[INFORMATION SHOWN]:
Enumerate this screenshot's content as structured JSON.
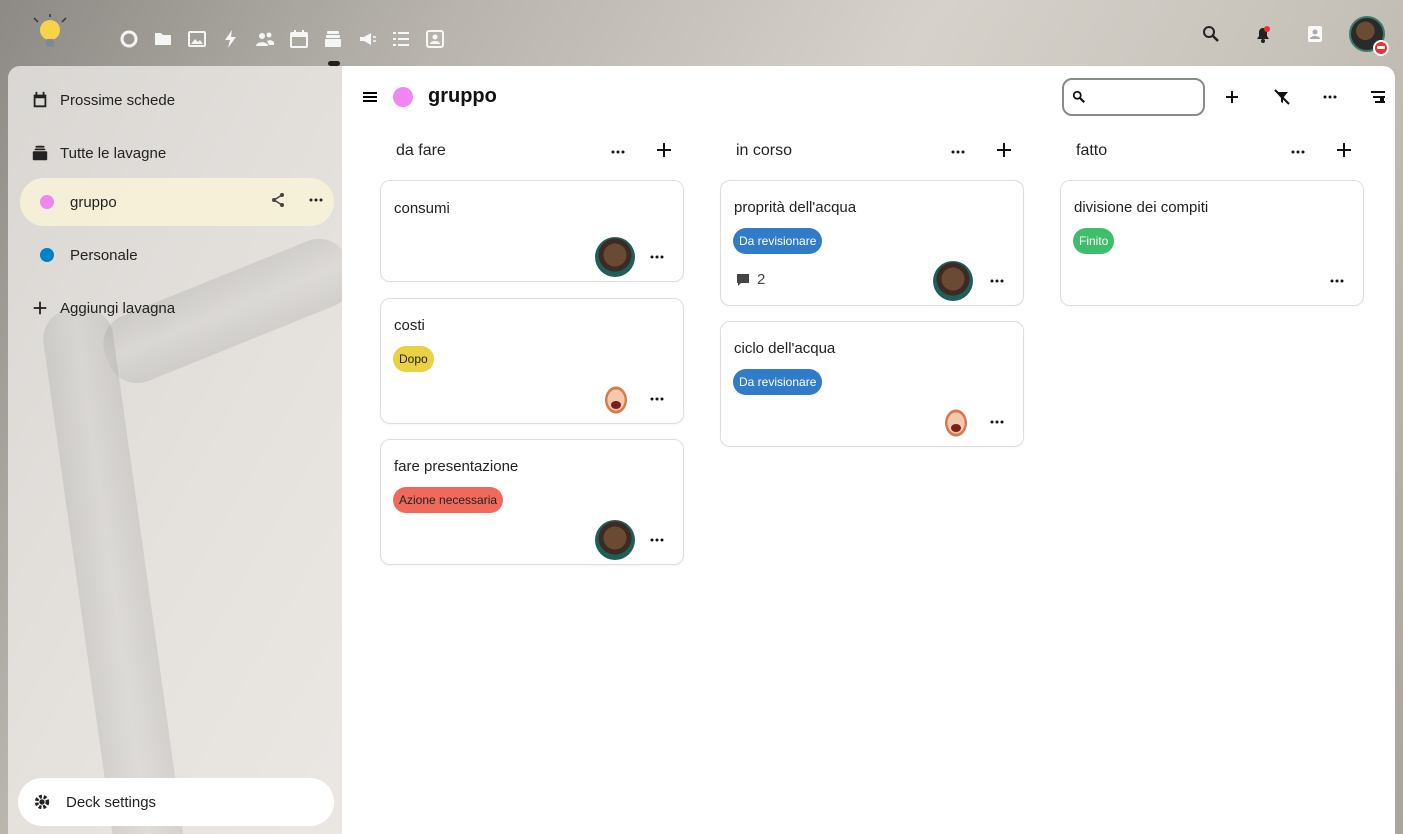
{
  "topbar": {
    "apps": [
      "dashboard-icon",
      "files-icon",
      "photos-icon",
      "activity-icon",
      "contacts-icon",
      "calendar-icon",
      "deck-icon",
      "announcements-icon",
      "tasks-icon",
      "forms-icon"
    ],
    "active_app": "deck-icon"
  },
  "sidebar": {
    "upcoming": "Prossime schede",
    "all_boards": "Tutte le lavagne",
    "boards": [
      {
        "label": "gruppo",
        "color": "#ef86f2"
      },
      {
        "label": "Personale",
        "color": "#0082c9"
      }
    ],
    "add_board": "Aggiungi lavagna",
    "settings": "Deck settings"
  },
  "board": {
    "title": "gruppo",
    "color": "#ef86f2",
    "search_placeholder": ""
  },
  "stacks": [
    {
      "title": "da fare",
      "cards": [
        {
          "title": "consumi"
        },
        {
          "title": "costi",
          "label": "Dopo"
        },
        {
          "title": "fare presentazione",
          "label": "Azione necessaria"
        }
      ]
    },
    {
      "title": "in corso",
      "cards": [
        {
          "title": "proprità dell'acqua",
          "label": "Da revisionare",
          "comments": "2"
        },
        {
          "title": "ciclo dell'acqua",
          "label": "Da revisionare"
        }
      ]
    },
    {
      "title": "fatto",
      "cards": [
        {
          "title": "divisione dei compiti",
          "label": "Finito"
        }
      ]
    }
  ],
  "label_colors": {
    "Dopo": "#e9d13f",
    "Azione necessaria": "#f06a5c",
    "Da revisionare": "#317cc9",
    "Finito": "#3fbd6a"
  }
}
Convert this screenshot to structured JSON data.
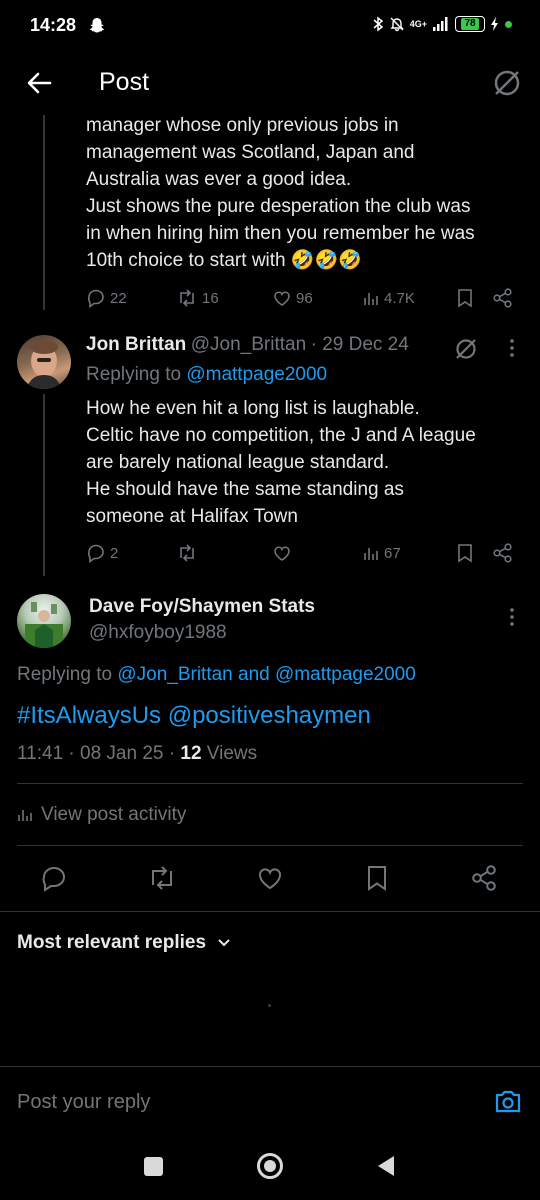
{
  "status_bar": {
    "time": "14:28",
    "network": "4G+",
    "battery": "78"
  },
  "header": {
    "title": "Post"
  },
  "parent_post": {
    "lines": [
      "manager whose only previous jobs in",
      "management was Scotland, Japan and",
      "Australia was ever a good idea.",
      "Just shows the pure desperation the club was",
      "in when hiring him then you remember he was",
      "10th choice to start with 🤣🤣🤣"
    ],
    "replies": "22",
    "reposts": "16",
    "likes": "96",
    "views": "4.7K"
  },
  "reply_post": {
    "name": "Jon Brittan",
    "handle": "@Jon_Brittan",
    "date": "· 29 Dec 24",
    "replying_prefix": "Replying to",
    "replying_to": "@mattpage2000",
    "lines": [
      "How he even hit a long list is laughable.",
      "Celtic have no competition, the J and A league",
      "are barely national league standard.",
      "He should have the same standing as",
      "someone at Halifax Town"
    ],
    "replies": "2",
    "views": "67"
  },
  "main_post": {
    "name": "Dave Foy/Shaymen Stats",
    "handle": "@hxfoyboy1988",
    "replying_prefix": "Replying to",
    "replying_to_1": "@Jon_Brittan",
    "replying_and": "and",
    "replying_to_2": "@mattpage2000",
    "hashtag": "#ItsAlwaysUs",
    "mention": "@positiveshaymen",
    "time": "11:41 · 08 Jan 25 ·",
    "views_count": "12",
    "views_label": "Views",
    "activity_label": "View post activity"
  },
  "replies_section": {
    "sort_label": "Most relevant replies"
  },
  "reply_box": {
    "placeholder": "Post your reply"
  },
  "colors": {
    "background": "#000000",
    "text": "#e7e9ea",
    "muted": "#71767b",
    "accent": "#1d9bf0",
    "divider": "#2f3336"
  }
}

[WHAT THIS TASK INVOLVES]: From the data above, show each line that contains "screenshot".

[EXERCISE SOLUTION]:
Enumerate this screenshot's content as structured JSON.
Convert this screenshot to structured JSON data.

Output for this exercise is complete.